**Task requirements:** Copy every line in the items below that contains the word "elements". Case counts.

**Dataset excerpts:**

****************************************

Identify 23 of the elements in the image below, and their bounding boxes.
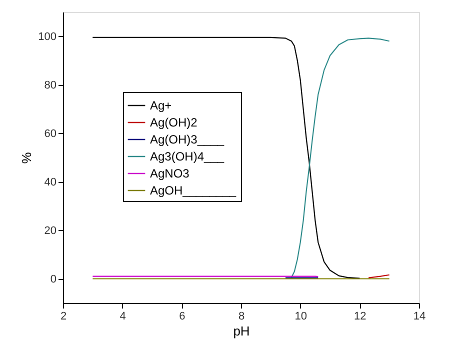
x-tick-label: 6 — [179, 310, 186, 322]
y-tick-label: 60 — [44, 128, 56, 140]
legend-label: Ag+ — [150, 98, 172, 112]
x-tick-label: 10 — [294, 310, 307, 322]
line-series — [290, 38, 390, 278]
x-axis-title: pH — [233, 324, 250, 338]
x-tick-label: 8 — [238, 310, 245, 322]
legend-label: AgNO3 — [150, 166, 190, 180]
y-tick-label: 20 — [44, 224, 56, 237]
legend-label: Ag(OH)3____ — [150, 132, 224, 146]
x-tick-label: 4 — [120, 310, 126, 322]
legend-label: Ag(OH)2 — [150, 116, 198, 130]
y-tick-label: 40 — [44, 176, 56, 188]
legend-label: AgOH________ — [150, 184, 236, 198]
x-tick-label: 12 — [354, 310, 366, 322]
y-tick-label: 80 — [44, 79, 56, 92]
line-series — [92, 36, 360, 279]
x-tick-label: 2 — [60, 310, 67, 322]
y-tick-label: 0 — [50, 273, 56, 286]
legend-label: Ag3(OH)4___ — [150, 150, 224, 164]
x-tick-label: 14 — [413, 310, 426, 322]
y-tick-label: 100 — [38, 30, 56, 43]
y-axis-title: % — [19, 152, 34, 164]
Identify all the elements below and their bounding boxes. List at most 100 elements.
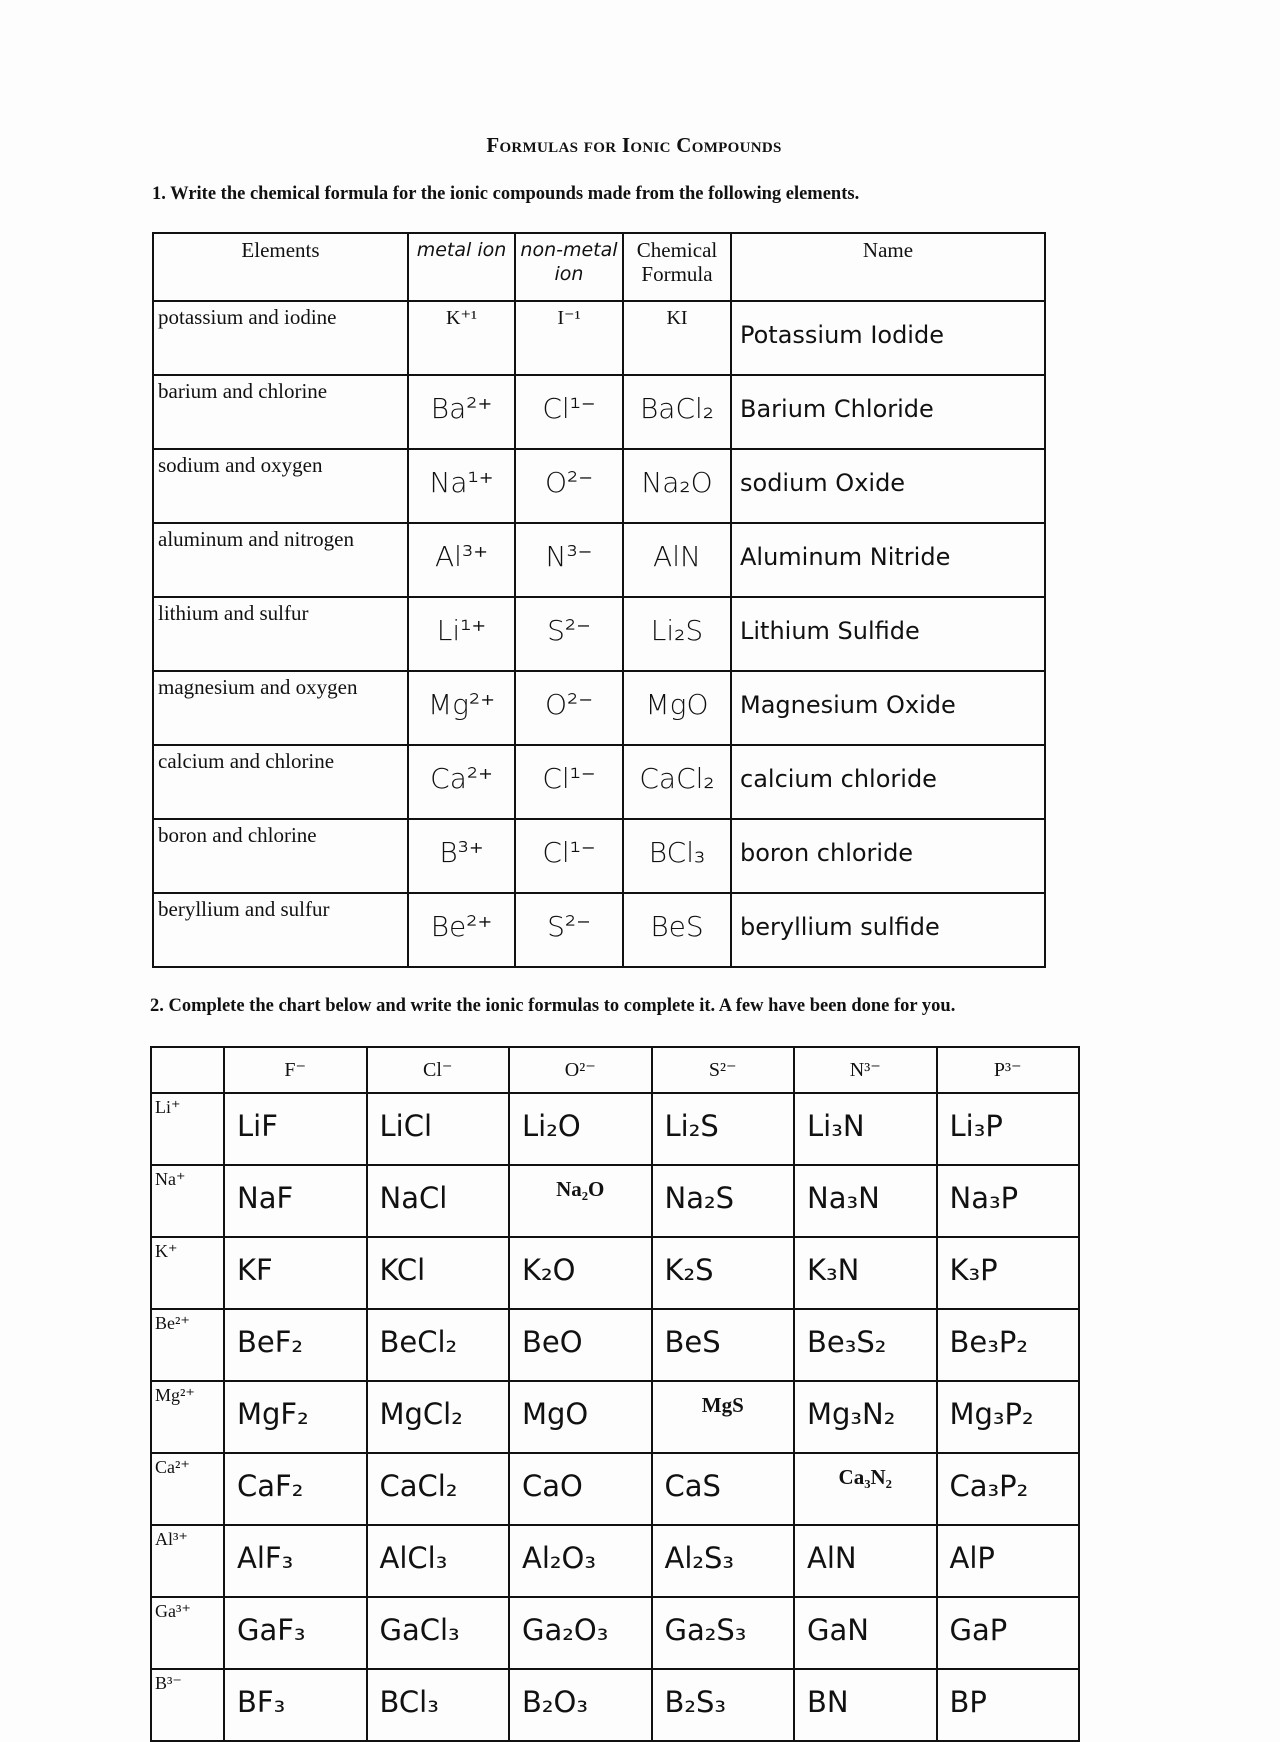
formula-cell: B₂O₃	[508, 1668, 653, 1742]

****************************************

**Task result:**
Identify 23 of the elements in the image below, and their bounding boxes.
Identify all the elements below and their bounding boxes. List at most 100 elements.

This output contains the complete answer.